[Start of Supplied material]

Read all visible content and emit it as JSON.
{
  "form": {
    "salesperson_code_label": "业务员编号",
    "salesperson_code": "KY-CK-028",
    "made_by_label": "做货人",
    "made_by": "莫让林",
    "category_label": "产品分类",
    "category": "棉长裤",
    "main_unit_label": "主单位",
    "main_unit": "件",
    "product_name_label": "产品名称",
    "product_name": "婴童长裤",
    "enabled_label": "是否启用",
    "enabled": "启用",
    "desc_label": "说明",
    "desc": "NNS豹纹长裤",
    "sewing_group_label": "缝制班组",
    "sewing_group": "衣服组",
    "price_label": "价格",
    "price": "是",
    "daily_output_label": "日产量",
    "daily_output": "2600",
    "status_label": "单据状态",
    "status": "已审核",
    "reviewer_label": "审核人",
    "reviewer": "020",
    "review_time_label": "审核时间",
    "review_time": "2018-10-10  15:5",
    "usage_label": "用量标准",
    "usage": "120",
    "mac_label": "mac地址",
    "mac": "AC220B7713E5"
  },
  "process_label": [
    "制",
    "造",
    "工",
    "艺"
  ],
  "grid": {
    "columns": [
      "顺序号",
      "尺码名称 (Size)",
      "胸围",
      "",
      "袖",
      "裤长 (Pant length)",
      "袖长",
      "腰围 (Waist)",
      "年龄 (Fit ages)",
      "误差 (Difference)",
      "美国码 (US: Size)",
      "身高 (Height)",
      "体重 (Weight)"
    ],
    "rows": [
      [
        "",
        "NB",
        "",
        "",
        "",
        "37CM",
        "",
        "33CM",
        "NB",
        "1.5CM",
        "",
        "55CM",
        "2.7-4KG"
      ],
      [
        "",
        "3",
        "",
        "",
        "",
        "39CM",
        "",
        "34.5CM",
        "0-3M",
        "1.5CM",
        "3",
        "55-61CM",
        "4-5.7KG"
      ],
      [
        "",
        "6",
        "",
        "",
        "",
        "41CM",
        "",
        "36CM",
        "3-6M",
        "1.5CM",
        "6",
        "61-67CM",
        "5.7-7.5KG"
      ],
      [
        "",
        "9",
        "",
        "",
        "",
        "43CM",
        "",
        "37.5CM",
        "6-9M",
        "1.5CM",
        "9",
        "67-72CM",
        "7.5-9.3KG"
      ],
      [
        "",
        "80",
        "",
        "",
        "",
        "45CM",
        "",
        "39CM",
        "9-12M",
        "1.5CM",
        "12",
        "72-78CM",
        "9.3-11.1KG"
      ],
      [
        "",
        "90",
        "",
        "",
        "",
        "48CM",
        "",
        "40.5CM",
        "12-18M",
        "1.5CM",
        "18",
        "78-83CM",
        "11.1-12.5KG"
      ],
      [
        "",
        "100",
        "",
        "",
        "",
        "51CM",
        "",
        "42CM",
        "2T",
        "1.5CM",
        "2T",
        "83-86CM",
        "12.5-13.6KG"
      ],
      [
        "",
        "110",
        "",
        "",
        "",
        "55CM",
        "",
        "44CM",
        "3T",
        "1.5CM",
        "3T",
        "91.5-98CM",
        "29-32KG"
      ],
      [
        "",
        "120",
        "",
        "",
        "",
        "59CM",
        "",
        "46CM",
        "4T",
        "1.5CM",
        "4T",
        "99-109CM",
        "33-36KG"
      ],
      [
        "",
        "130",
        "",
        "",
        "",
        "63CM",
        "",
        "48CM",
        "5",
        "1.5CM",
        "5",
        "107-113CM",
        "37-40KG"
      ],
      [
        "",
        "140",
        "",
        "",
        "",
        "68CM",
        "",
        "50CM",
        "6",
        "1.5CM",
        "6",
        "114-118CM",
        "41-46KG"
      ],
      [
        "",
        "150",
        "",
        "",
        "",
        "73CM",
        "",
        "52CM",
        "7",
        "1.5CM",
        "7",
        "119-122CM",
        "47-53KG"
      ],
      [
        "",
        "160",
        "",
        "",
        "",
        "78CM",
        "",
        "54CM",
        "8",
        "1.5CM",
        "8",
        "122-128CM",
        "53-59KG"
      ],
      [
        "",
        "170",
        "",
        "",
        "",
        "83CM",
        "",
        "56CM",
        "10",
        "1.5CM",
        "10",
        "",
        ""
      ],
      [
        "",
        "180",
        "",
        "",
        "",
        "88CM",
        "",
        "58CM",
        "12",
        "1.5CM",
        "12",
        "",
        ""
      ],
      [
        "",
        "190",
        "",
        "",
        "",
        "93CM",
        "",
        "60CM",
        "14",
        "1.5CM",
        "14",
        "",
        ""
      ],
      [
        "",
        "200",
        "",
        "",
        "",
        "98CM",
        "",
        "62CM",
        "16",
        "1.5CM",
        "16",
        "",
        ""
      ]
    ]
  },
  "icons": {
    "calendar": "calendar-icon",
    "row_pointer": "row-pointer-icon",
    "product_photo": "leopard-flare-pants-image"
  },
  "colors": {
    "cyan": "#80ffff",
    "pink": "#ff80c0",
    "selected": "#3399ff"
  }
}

[End of Supplied material]

◆ Description of the task:
Every record above should be output exactly.

◆ Task answer:
Read all visible content and emit it as JSON.
{
  "form": {
    "salesperson_code_label": "业务员编号",
    "salesperson_code": "KY-CK-028",
    "made_by_label": "做货人",
    "made_by": "莫让林",
    "category_label": "产品分类",
    "category": "棉长裤",
    "main_unit_label": "主单位",
    "main_unit": "件",
    "product_name_label": "产品名称",
    "product_name": "婴童长裤",
    "enabled_label": "是否启用",
    "enabled": "启用",
    "desc_label": "说明",
    "desc": "NNS豹纹长裤",
    "sewing_group_label": "缝制班组",
    "sewing_group": "衣服组",
    "price_label": "价格",
    "price": "是",
    "daily_output_label": "日产量",
    "daily_output": "2600",
    "status_label": "单据状态",
    "status": "已审核",
    "reviewer_label": "审核人",
    "reviewer": "020",
    "review_time_label": "审核时间",
    "review_time": "2018-10-10  15:5",
    "usage_label": "用量标准",
    "usage": "120",
    "mac_label": "mac地址",
    "mac": "AC220B7713E5"
  },
  "process_label": [
    "制",
    "造",
    "工",
    "艺"
  ],
  "grid": {
    "columns": [
      "顺序号",
      "尺码名称 (Size)",
      "胸围",
      "",
      "袖",
      "裤长 (Pant length)",
      "袖长",
      "腰围 (Waist)",
      "年龄 (Fit ages)",
      "误差 (Difference)",
      "美国码 (US: Size)",
      "身高 (Height)",
      "体重 (Weight)"
    ],
    "rows": [
      [
        "",
        "NB",
        "",
        "",
        "",
        "37CM",
        "",
        "33CM",
        "NB",
        "1.5CM",
        "",
        "55CM",
        "2.7-4KG"
      ],
      [
        "",
        "3",
        "",
        "",
        "",
        "39CM",
        "",
        "34.5CM",
        "0-3M",
        "1.5CM",
        "3",
        "55-61CM",
        "4-5.7KG"
      ],
      [
        "",
        "6",
        "",
        "",
        "",
        "41CM",
        "",
        "36CM",
        "3-6M",
        "1.5CM",
        "6",
        "61-67CM",
        "5.7-7.5KG"
      ],
      [
        "",
        "9",
        "",
        "",
        "",
        "43CM",
        "",
        "37.5CM",
        "6-9M",
        "1.5CM",
        "9",
        "67-72CM",
        "7.5-9.3KG"
      ],
      [
        "",
        "80",
        "",
        "",
        "",
        "45CM",
        "",
        "39CM",
        "9-12M",
        "1.5CM",
        "12",
        "72-78CM",
        "9.3-11.1KG"
      ],
      [
        "",
        "90",
        "",
        "",
        "",
        "48CM",
        "",
        "40.5CM",
        "12-18M",
        "1.5CM",
        "18",
        "78-83CM",
        "11.1-12.5KG"
      ],
      [
        "",
        "100",
        "",
        "",
        "",
        "51CM",
        "",
        "42CM",
        "2T",
        "1.5CM",
        "2T",
        "83-86CM",
        "12.5-13.6KG"
      ],
      [
        "",
        "110",
        "",
        "",
        "",
        "55CM",
        "",
        "44CM",
        "3T",
        "1.5CM",
        "3T",
        "91.5-98CM",
        "29-32KG"
      ],
      [
        "",
        "120",
        "",
        "",
        "",
        "59CM",
        "",
        "46CM",
        "4T",
        "1.5CM",
        "4T",
        "99-109CM",
        "33-36KG"
      ],
      [
        "",
        "130",
        "",
        "",
        "",
        "63CM",
        "",
        "48CM",
        "5",
        "1.5CM",
        "5",
        "107-113CM",
        "37-40KG"
      ],
      [
        "",
        "140",
        "",
        "",
        "",
        "68CM",
        "",
        "50CM",
        "6",
        "1.5CM",
        "6",
        "114-118CM",
        "41-46KG"
      ],
      [
        "",
        "150",
        "",
        "",
        "",
        "73CM",
        "",
        "52CM",
        "7",
        "1.5CM",
        "7",
        "119-122CM",
        "47-53KG"
      ],
      [
        "",
        "160",
        "",
        "",
        "",
        "78CM",
        "",
        "54CM",
        "8",
        "1.5CM",
        "8",
        "122-128CM",
        "53-59KG"
      ],
      [
        "",
        "170",
        "",
        "",
        "",
        "83CM",
        "",
        "56CM",
        "10",
        "1.5CM",
        "10",
        "",
        ""
      ],
      [
        "",
        "180",
        "",
        "",
        "",
        "88CM",
        "",
        "58CM",
        "12",
        "1.5CM",
        "12",
        "",
        ""
      ],
      [
        "",
        "190",
        "",
        "",
        "",
        "93CM",
        "",
        "60CM",
        "14",
        "1.5CM",
        "14",
        "",
        ""
      ],
      [
        "",
        "200",
        "",
        "",
        "",
        "98CM",
        "",
        "62CM",
        "16",
        "1.5CM",
        "16",
        "",
        ""
      ]
    ]
  },
  "icons": {
    "calendar": "calendar-icon",
    "row_pointer": "row-pointer-icon",
    "product_photo": "leopard-flare-pants-image"
  },
  "colors": {
    "cyan": "#80ffff",
    "pink": "#ff80c0",
    "selected": "#3399ff"
  }
}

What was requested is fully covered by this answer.